* _EXERCISE BRIEF_: Repeat the listing in full. Nothing may be added or left out.

* _SUPPLIED DATA_:
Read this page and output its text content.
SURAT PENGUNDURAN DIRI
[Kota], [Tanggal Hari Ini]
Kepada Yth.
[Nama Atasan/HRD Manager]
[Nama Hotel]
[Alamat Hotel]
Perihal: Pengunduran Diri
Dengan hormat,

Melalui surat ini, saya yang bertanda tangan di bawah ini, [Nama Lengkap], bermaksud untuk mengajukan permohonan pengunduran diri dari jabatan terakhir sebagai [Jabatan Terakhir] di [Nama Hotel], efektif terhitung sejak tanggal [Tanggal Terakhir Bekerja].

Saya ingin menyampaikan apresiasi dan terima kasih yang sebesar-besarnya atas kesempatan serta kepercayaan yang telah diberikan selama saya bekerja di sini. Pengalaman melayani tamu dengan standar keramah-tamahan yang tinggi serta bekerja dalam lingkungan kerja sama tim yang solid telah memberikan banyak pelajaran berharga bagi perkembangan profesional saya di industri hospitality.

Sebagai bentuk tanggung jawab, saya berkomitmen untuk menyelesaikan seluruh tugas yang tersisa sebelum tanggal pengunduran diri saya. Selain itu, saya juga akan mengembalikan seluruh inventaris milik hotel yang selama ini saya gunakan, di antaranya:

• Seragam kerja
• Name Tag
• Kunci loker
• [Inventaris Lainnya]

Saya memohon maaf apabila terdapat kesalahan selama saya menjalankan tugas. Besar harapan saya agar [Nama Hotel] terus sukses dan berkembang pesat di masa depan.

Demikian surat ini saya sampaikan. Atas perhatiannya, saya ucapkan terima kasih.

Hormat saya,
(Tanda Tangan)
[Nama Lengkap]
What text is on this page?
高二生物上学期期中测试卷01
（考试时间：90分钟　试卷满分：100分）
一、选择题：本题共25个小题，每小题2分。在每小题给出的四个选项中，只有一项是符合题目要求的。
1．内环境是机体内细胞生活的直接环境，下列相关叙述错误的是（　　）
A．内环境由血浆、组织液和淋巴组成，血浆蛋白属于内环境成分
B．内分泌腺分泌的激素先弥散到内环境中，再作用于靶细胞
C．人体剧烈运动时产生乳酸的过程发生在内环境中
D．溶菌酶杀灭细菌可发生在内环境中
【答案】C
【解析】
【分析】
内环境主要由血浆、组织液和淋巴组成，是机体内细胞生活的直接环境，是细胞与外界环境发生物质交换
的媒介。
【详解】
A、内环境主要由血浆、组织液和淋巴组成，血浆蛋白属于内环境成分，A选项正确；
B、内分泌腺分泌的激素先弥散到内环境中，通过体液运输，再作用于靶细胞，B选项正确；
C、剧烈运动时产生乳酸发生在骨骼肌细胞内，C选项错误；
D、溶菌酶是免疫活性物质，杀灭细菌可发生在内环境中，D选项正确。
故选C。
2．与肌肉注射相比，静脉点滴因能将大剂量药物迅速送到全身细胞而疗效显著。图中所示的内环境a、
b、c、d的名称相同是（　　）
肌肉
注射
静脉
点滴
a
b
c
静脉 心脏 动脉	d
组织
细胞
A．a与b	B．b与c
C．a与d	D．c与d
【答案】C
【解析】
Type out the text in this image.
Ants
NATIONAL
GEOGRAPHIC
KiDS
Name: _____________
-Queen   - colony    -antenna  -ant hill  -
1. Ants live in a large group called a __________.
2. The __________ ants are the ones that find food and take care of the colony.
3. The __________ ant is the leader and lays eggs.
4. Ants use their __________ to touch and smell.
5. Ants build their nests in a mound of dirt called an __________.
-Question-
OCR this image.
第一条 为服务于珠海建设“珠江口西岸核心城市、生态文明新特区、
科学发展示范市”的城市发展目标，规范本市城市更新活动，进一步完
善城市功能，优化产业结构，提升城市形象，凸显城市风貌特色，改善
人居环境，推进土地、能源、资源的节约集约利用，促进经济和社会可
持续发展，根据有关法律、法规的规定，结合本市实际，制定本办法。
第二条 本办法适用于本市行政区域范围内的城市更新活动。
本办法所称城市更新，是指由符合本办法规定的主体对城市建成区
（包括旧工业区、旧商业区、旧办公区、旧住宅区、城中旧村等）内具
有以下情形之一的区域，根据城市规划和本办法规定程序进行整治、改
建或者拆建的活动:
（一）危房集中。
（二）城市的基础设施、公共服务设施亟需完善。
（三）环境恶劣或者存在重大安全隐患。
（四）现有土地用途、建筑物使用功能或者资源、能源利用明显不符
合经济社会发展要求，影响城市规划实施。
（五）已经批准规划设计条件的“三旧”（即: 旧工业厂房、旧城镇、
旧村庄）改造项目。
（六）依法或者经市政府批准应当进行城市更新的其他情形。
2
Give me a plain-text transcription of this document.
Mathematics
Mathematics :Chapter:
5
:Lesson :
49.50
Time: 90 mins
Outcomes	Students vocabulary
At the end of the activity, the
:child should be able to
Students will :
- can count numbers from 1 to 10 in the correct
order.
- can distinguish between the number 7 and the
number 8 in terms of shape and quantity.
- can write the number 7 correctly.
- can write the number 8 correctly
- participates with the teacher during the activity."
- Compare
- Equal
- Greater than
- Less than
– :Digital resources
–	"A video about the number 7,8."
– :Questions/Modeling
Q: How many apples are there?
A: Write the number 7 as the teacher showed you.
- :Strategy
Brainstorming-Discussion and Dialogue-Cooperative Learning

* _ANSWER FOR THIS EXERCISE_:
Read this page and output its text content.
SURAT PENGUNDURAN DIRI
[Kota], [Tanggal Hari Ini]
Kepada Yth.
[Nama Atasan/HRD Manager]
[Nama Hotel]
[Alamat Hotel]
Perihal: Pengunduran Diri
Dengan hormat,

Melalui surat ini, saya yang bertanda tangan di bawah ini, [Nama Lengkap], bermaksud untuk mengajukan permohonan pengunduran diri dari jabatan terakhir sebagai [Jabatan Terakhir] di [Nama Hotel], efektif terhitung sejak tanggal [Tanggal Terakhir Bekerja].

Saya ingin menyampaikan apresiasi dan terima kasih yang sebesar-besarnya atas kesempatan serta kepercayaan yang telah diberikan selama saya bekerja di sini. Pengalaman melayani tamu dengan standar keramah-tamahan yang tinggi serta bekerja dalam lingkungan kerja sama tim yang solid telah memberikan banyak pelajaran berharga bagi perkembangan profesional saya di industri hospitality.

Sebagai bentuk tanggung jawab, saya berkomitmen untuk menyelesaikan seluruh tugas yang tersisa sebelum tanggal pengunduran diri saya. Selain itu, saya juga akan mengembalikan seluruh inventaris milik hotel yang selama ini saya gunakan, di antaranya:

• Seragam kerja
• Name Tag
• Kunci loker
• [Inventaris Lainnya]

Saya memohon maaf apabila terdapat kesalahan selama saya menjalankan tugas. Besar harapan saya agar [Nama Hotel] terus sukses dan berkembang pesat di masa depan.

Demikian surat ini saya sampaikan. Atas perhatiannya, saya ucapkan terima kasih.

Hormat saya,
(Tanda Tangan)
[Nama Lengkap]
What text is on this page?
高二生物上学期期中测试卷01
（考试时间：90分钟　试卷满分：100分）
一、选择题：本题共25个小题，每小题2分。在每小题给出的四个选项中，只有一项是符合题目要求的。
1．内环境是机体内细胞生活的直接环境，下列相关叙述错误的是（　　）
A．内环境由血浆、组织液和淋巴组成，血浆蛋白属于内环境成分
B．内分泌腺分泌的激素先弥散到内环境中，再作用于靶细胞
C．人体剧烈运动时产生乳酸的过程发生在内环境中
D．溶菌酶杀灭细菌可发生在内环境中
【答案】C
【解析】
【分析】
内环境主要由血浆、组织液和淋巴组成，是机体内细胞生活的直接环境，是细胞与外界环境发生物质交换
的媒介。
【详解】
A、内环境主要由血浆、组织液和淋巴组成，血浆蛋白属于内环境成分，A选项正确；
B、内分泌腺分泌的激素先弥散到内环境中，通过体液运输，再作用于靶细胞，B选项正确；
C、剧烈运动时产生乳酸发生在骨骼肌细胞内，C选项错误；
D、溶菌酶是免疫活性物质，杀灭细菌可发生在内环境中，D选项正确。
故选C。
2．与肌肉注射相比，静脉点滴因能将大剂量药物迅速送到全身细胞而疗效显著。图中所示的内环境a、
b、c、d的名称相同是（　　）
肌肉
注射
静脉
点滴
a
b
c
静脉 心脏 动脉	d
组织
细胞
A．a与b	B．b与c
C．a与d	D．c与d
【答案】C
【解析】
Type out the text in this image.
Ants
NATIONAL
GEOGRAPHIC
KiDS
Name: _____________
-Queen   - colony    -antenna  -ant hill  -
1. Ants live in a large group called a __________.
2. The __________ ants are the ones that find food and take care of the colony.
3. The __________ ant is the leader and lays eggs.
4. Ants use their __________ to touch and smell.
5. Ants build their nests in a mound of dirt called an __________.
-Question-
OCR this image.
第一条 为服务于珠海建设“珠江口西岸核心城市、生态文明新特区、
科学发展示范市”的城市发展目标，规范本市城市更新活动，进一步完
善城市功能，优化产业结构，提升城市形象，凸显城市风貌特色，改善
人居环境，推进土地、能源、资源的节约集约利用，促进经济和社会可
持续发展，根据有关法律、法规的规定，结合本市实际，制定本办法。
第二条 本办法适用于本市行政区域范围内的城市更新活动。
本办法所称城市更新，是指由符合本办法规定的主体对城市建成区
（包括旧工业区、旧商业区、旧办公区、旧住宅区、城中旧村等）内具
有以下情形之一的区域，根据城市规划和本办法规定程序进行整治、改
建或者拆建的活动:
（一）危房集中。
（二）城市的基础设施、公共服务设施亟需完善。
（三）环境恶劣或者存在重大安全隐患。
（四）现有土地用途、建筑物使用功能或者资源、能源利用明显不符
合经济社会发展要求，影响城市规划实施。
（五）已经批准规划设计条件的“三旧”（即: 旧工业厂房、旧城镇、
旧村庄）改造项目。
（六）依法或者经市政府批准应当进行城市更新的其他情形。
2
Give me a plain-text transcription of this document.
Mathematics
Mathematics :Chapter:
5
:Lesson :
49.50
Time: 90 mins
Outcomes	Students vocabulary
At the end of the activity, the
:child should be able to
Students will :
- can count numbers from 1 to 10 in the correct
order.
- can distinguish between the number 7 and the
number 8 in terms of shape and quantity.
- can write the number 7 correctly.
- can write the number 8 correctly
- participates with the teacher during the activity."
- Compare
- Equal
- Greater than
- Less than
– :Digital resources
–	"A video about the number 7,8."
– :Questions/Modeling
Q: How many apples are there?
A: Write the number 7 as the teacher showed you.
- :Strategy
Brainstorming-Discussion and Dialogue-Cooperative Learning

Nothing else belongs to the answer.